▸ **Work to complete**:
[a] Check each statement below against the beatboxing article and answer yes or no for each, quoting the exact words from the article that decide it. (i) The team recorded two professionals, two novices and one intermediate performer. (ii) An earlier study hypothesized that a beatboxer could produce sounds that do not exist in human language. (iii) The "inward click roll" is made by curling the tongue back and exhaling.
[b] Edit the beatboxing article below by rewriting the passage from "USC engineer and" to "understand her craft.", replacing "trial and error" with "guesswork".
[c] List every person the beatboxing article below mentions by name.

▸ **Page excerpt**:
------------------------------------------------------------

This Is What Happens Inside a Beatboxer’s Mouth When They Perform
MRI scans of vocal percussionists show that beatboxing takes the vocal tract beyond human language
Anyone who’s tried imitating the talent of a pro-beatboxer knows the art of vocal percussion is much harder than it seems. Producing all those trills and pops takes a lot of practice and a really toned vocal tract. But just how those sounds are produced isn’t well understood. Veronique Greenwood at The New York Times reports that’s why researchers recently watched five beatboxers perform their art while being scanned by an MRI machine in an effort to understand the mechanics of the vocal tract and how language is produced.
For the study, recently presented at a meeting of the Acoustical Society of America, the team recorded beatboxing by two professionals, two novices and one intermediate performer. In all, the team examined each musician for 30 to 90 minutes as they produced 30 beatbox sounds from the tsk tsk tsk of a snare drum to the deep thumps of the bass drum.
The idea isn’t really to understand the mechanics of beatboxing. Instead, the interdisciplinary team is interested in understanding the relationship between language and music as well as the mind and body. Beatboxing is a great stand-in for learning a new language.
I can't stop watching these MRI videos of people beatboxing https://t.co/Fn9h8jETyl pic.twitter.com/lUc4uFOza2
— Rachel "The Yellow Dart" Feltman (@RachelFeltman) November 7, 2018
“Beatboxers have learned to produce a stunning array of sounds that no one ever taught them. Learning to beatbox is like learning a new language, except that there are no words—only sounds,” computer scientist Timothy Greer of the University of Southern California and his colleagues write on the group’s website. “By analyzing the movement patterns beatboxers use, we can better understand how the human body learns and produces coordinated actions. That information tells us more about other behaviors like speech and dancing, and it all comes together to uncover the mysteries of the human mind.”
In a previous study looking at a beatboxer, researchers hypothesized that the performer could only produce sounds that already exist within human language. But the new study shows that’s not always case. Instead, the scans showed beatboxers are using their vocal tracts in ways unrelated to speech.
“They’re coming up with ways to create these really complex acrobatic sounds by taking approaches drawn from different parts of the mouth that they don’t use in any language, and nobody uses for any language,” Greer tells Greenwood.
For example, Greer tells Brandon Specktor at LiveScience that the “inward click roll” used by beatboxers is produced by curling the tongue back and exhaling to cause a trill, a technique not used in any known language. Performers then string together these types of techniques and phrases to produce their music, similar to the way phonemes, words and sentences come together to form language.
So if the beatbox canon doesn’t stem from language, where do all the sounds come from? Primarily, the researchers say, through mimicry since much of beatboxing is an attempt to replicate parts of a drum kit with the human vocal tract.
“A good comparison might be how we learn to make an elephant noise,” Greer tells Specktor. “We put our lips together and blow out. We don't learn that from the English language — that’s not in our canon — but we figure it out through mimicry.”
USC engineer and the team’s leader Shrikanth Narayanan tells Charlie Wood at Popular Science that, besides building a vocabulary of beatbox sounds, they haven’t made any linguistic breakthroughs with the research though they hope to examine the skill more deeply to see if beatboxing has developed its own linguistic rules or grammar.
The research should also help in teaching beatboxing, which for many is simply a process of trial and error. Undergraduate team member Nimisha Patil, who is also a beatboxer that underwent the MRI, says seeing the images have already helped her better understand her craft.
“Just seeing the different tongue movements,” she says. “There are so many things going on that I didn't even know I was doing.”
Luckily for aspiring throat-thumpers, the team has put their beatboxing vocabulary online, though it may take a lot of study to reach the heights of beatboxing.

------------------------------------------------------------

▸ **Data listing**:
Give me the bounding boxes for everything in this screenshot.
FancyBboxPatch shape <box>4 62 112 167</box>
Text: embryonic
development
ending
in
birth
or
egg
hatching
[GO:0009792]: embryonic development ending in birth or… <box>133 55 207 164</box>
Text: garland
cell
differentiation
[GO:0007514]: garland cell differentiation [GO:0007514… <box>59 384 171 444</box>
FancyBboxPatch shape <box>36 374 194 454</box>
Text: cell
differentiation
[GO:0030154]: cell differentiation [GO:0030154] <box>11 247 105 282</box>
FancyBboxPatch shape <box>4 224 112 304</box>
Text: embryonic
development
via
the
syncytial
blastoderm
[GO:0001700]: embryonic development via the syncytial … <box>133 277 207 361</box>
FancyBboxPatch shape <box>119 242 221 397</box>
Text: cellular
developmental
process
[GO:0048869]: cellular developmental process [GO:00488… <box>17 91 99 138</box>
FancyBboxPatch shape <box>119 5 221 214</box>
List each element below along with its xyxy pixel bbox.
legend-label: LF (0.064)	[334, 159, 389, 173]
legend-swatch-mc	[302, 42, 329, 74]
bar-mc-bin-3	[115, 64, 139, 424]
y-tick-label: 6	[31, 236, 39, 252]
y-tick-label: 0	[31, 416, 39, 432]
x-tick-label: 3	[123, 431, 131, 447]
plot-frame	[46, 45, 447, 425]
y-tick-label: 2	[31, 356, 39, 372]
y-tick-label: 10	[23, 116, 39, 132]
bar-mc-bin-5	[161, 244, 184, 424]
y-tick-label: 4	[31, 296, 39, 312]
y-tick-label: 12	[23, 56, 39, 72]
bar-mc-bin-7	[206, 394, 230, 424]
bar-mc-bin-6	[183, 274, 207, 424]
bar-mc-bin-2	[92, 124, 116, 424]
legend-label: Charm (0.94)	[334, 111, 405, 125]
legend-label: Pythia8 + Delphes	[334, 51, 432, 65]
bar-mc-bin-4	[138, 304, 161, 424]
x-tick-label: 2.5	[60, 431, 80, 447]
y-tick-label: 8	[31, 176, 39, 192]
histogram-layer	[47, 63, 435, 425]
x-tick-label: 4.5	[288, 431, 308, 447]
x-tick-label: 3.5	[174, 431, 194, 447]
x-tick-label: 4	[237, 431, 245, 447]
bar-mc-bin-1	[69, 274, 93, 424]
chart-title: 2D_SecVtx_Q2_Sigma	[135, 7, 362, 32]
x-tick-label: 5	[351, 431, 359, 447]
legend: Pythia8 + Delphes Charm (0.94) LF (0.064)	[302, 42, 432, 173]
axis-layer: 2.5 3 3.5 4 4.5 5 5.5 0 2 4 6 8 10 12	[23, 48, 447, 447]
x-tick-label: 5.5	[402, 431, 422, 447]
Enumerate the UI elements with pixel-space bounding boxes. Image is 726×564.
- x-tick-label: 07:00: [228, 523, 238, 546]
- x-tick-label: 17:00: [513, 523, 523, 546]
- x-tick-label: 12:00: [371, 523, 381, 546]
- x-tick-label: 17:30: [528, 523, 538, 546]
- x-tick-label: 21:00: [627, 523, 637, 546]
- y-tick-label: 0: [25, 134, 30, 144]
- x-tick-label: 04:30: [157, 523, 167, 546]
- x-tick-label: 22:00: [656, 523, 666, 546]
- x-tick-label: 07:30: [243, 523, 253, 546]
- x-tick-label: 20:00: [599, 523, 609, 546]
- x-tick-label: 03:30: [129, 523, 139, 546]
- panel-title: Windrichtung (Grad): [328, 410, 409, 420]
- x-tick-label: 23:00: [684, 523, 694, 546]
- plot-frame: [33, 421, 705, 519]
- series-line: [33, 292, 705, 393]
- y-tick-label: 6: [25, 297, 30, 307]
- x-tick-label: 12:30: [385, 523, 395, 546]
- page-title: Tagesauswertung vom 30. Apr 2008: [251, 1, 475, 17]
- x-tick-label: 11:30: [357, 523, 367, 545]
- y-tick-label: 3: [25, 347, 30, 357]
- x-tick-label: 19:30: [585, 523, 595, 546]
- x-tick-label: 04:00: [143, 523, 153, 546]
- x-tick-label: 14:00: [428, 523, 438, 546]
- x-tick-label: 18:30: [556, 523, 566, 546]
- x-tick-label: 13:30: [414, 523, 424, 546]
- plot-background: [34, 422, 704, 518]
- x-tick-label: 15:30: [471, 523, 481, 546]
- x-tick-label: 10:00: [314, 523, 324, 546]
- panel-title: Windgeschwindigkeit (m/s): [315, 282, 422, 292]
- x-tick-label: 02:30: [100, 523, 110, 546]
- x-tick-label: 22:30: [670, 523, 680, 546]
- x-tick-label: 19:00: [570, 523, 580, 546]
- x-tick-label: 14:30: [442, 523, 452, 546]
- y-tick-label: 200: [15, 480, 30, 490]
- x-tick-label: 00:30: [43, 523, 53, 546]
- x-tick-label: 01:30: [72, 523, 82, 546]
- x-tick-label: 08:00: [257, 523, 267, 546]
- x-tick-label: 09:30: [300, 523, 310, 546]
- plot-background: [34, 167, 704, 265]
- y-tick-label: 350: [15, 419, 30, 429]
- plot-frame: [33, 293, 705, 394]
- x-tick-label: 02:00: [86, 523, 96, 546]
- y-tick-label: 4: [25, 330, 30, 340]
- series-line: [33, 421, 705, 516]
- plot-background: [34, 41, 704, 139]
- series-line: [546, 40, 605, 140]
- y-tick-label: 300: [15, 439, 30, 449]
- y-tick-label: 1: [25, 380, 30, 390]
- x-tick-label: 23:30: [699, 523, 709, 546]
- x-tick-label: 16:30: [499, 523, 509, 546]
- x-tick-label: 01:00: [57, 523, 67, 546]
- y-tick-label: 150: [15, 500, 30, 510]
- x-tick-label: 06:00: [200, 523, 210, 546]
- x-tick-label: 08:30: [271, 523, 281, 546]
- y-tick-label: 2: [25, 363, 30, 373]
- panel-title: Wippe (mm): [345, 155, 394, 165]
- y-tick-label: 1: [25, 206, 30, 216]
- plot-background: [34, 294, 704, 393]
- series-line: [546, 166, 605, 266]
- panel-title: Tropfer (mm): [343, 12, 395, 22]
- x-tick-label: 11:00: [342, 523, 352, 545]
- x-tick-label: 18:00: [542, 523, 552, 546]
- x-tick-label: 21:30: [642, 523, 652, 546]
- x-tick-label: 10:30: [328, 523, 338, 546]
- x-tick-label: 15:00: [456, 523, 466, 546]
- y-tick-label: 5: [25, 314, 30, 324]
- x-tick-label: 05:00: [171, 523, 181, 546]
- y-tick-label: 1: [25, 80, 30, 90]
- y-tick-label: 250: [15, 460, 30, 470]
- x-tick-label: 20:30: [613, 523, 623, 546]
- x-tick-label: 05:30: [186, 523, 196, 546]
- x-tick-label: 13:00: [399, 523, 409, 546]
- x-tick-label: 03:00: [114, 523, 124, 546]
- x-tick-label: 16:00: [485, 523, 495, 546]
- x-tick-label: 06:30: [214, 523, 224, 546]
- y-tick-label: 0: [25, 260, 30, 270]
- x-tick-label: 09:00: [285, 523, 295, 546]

------------------------------------------------------------

▸ **List of solutions**:
[a]
(i) Yes: "the team recorded beatboxing by two professionals, two novices and one intermediate performer"
(ii) No: "researchers hypothesized that the performer could only produce sounds that already exist within human language"
(iii) Yes: "produced by curling the tongue back and exhaling to cause a trill"

[b]
USC engineer and the team’s leader Shrikanth Narayanan tells Charlie Wood at Popular Science that, besides building a vocabulary of beatbox sounds, they haven’t made any linguistic breakthroughs with the research though they hope to examine the skill more deeply to see if beatboxing has developed its own linguistic rules or grammar.
The research should also help in teaching beatboxing, which for many is simply a process of guesswork. Undergraduate team member Nimisha Patil, who is also a beatboxer that underwent the MRI, says seeing the images have already helped her better understand her craft.

[c]
Veronique Greenwood
Rachel Feltman
Timothy Greer
Brandon Specktor
Shrikanth Narayanan
Charlie Wood
Nimisha Patil